▽
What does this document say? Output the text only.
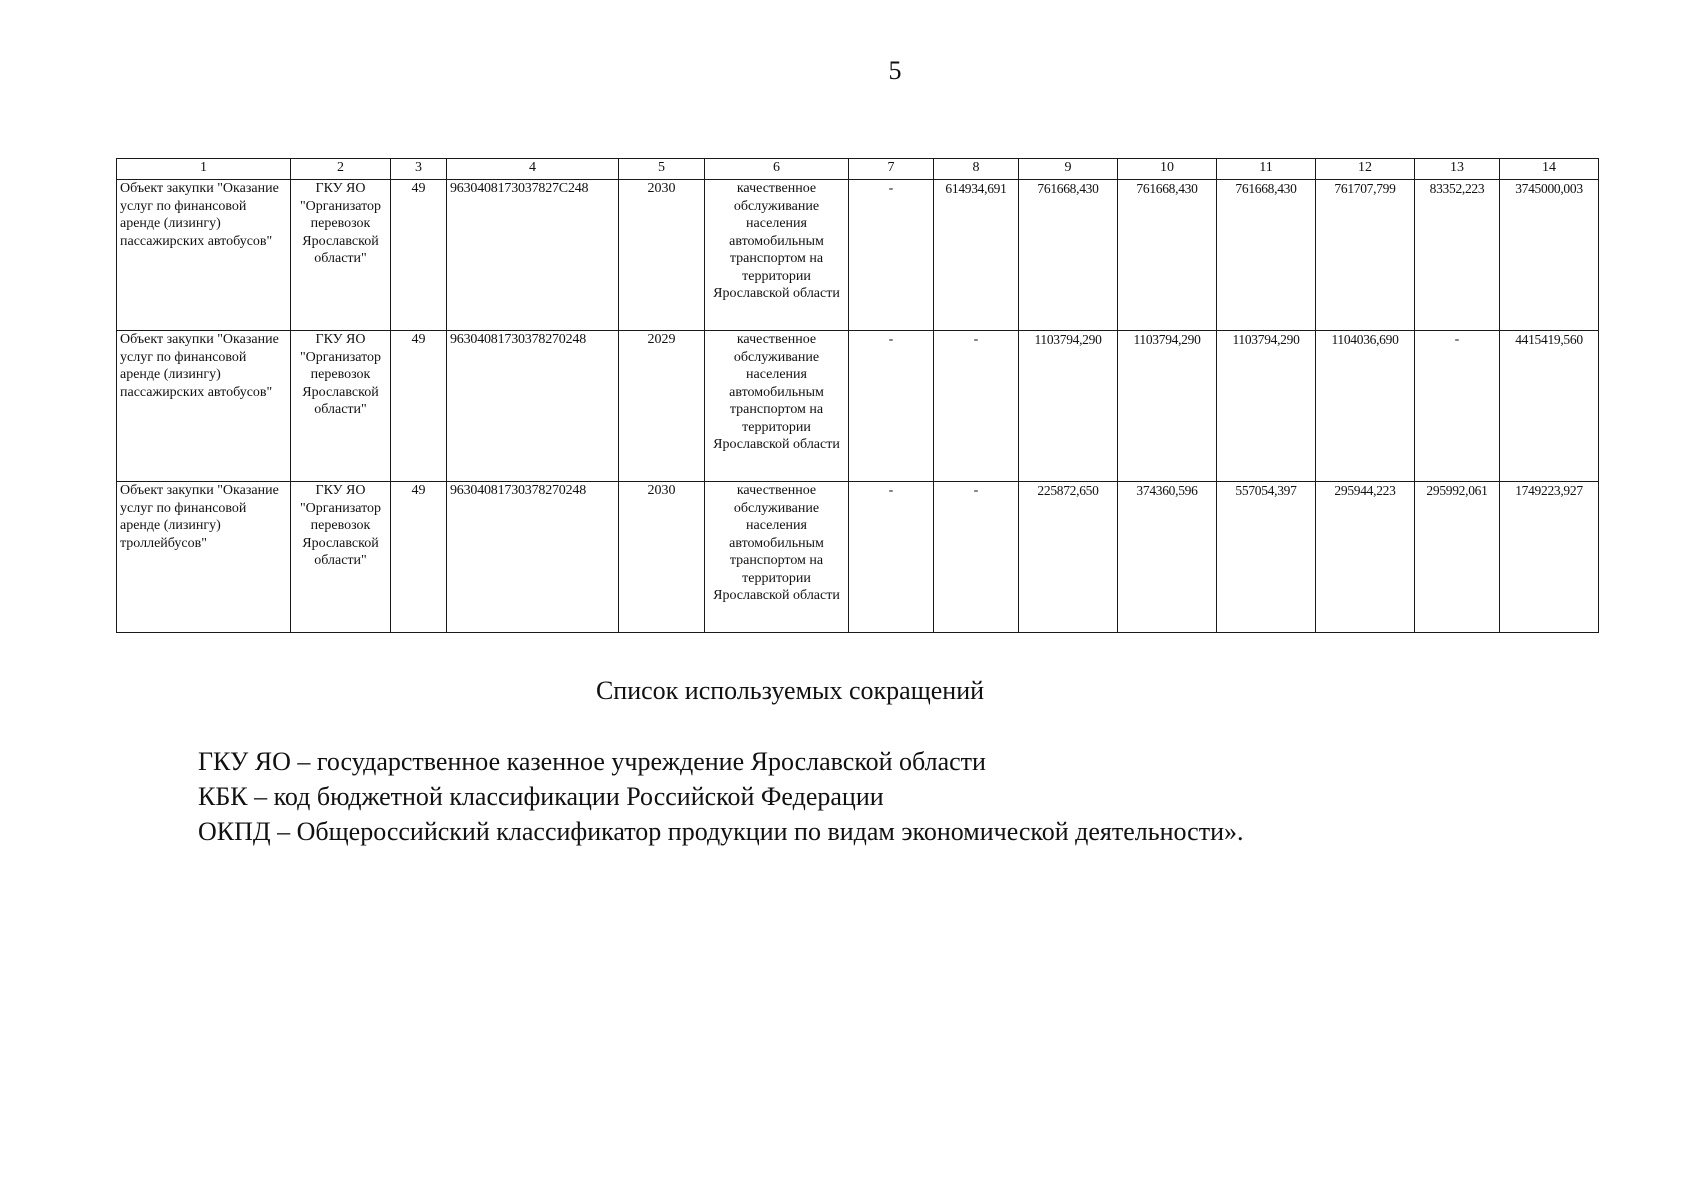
5
1	2	3	4	5	6	7	8	9	10	11	12	13	14
Объект закупки "Оказание услуг по финансовой аренде (лизингу) пассажирских автобусов"	ГКУ ЯО "Организатор перевозок Ярославской области"	49	9630408173037827C248	2030	качественное обслуживание населения автомобильным транспортом на территории Ярославской области	-	614934,691	761668,430	761668,430	761668,430	761707,799	83352,223	3745000,003
Объект закупки "Оказание услуг по финансовой аренде (лизингу) пассажирских автобусов"	ГКУ ЯО "Организатор перевозок Ярославской области"	49	96304081730378270248	2029	качественное обслуживание населения автомобильным транспортом на территории Ярославской области	-	-	1103794,290	1103794,290	1103794,290	1104036,690	-	4415419,560
Объект закупки "Оказание услуг по финансовой аренде (лизингу) троллейбусов"	ГКУ ЯО "Организатор перевозок Ярославской области"	49	96304081730378270248	2030	качественное обслуживание населения автомобильным транспортом на территории Ярославской области	-	-	225872,650	374360,596	557054,397	295944,223	295992,061	1749223,927
Список используемых сокращений
ГКУ ЯО – государственное казенное учреждение Ярославской области
КБК – код бюджетной классификации Российской Федерации
ОКПД – Общероссийский классификатор продукции по видам экономической деятельности».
△
Each entry gets copied exactly; the pictures stay out.

» **Finished task**
What does this document say? Output the text only.
5
1	2	3	4	5	6	7	8	9	10	11	12	13	14
Объект закупки "Оказание услуг по финансовой аренде (лизингу) пассажирских автобусов"	ГКУ ЯО "Организатор перевозок Ярославской области"	49	9630408173037827C248	2030	качественное обслуживание населения автомобильным транспортом на территории Ярославской области	-	614934,691	761668,430	761668,430	761668,430	761707,799	83352,223	3745000,003
Объект закупки "Оказание услуг по финансовой аренде (лизингу) пассажирских автобусов"	ГКУ ЯО "Организатор перевозок Ярославской области"	49	96304081730378270248	2029	качественное обслуживание населения автомобильным транспортом на территории Ярославской области	-	-	1103794,290	1103794,290	1103794,290	1104036,690	-	4415419,560
Объект закупки "Оказание услуг по финансовой аренде (лизингу) троллейбусов"	ГКУ ЯО "Организатор перевозок Ярославской области"	49	96304081730378270248	2030	качественное обслуживание населения автомобильным транспортом на территории Ярославской области	-	-	225872,650	374360,596	557054,397	295944,223	295992,061	1749223,927
Список используемых сокращений
ГКУ ЯО – государственное казенное учреждение Ярославской области
КБК – код бюджетной классификации Российской Федерации
ОКПД – Общероссийский классификатор продукции по видам экономической деятельности».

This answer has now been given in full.